## Problem details:
Find the lines that contain the word "weighted" and copy each one.
===== Rows
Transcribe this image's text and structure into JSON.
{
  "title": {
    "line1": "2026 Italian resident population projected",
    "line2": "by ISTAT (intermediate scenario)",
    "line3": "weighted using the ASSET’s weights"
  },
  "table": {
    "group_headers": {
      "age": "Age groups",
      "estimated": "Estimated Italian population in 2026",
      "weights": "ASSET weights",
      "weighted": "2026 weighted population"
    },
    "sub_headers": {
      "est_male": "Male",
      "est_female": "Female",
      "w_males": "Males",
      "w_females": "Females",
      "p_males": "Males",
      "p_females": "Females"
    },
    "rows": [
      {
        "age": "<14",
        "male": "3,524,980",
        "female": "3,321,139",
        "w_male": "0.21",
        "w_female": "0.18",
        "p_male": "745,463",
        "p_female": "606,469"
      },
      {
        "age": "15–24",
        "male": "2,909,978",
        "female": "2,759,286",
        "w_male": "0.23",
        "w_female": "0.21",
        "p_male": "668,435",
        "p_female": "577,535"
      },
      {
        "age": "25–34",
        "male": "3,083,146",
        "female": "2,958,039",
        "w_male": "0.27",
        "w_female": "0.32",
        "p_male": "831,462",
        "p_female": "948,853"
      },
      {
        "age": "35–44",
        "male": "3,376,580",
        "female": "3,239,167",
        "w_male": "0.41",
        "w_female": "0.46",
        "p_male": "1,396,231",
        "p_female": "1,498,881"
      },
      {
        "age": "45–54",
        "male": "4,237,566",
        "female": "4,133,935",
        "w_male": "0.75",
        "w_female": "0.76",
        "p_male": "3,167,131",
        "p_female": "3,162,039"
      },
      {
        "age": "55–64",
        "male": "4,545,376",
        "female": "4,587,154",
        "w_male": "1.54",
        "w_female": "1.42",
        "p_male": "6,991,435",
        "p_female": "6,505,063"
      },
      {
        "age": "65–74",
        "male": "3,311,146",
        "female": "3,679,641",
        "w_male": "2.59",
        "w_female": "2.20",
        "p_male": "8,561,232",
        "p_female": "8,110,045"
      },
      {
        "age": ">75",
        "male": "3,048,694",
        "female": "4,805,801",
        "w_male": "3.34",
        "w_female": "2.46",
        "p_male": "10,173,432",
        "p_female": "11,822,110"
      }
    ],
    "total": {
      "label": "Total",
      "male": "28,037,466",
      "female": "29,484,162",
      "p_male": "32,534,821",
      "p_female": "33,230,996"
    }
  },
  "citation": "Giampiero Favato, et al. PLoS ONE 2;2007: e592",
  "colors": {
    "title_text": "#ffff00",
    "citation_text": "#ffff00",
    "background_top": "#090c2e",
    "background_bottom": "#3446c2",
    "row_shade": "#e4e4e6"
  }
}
==========
## Solution below:
    "line3": "weighted using the ASSET’s weights"
      "weighted": "2026 weighted population"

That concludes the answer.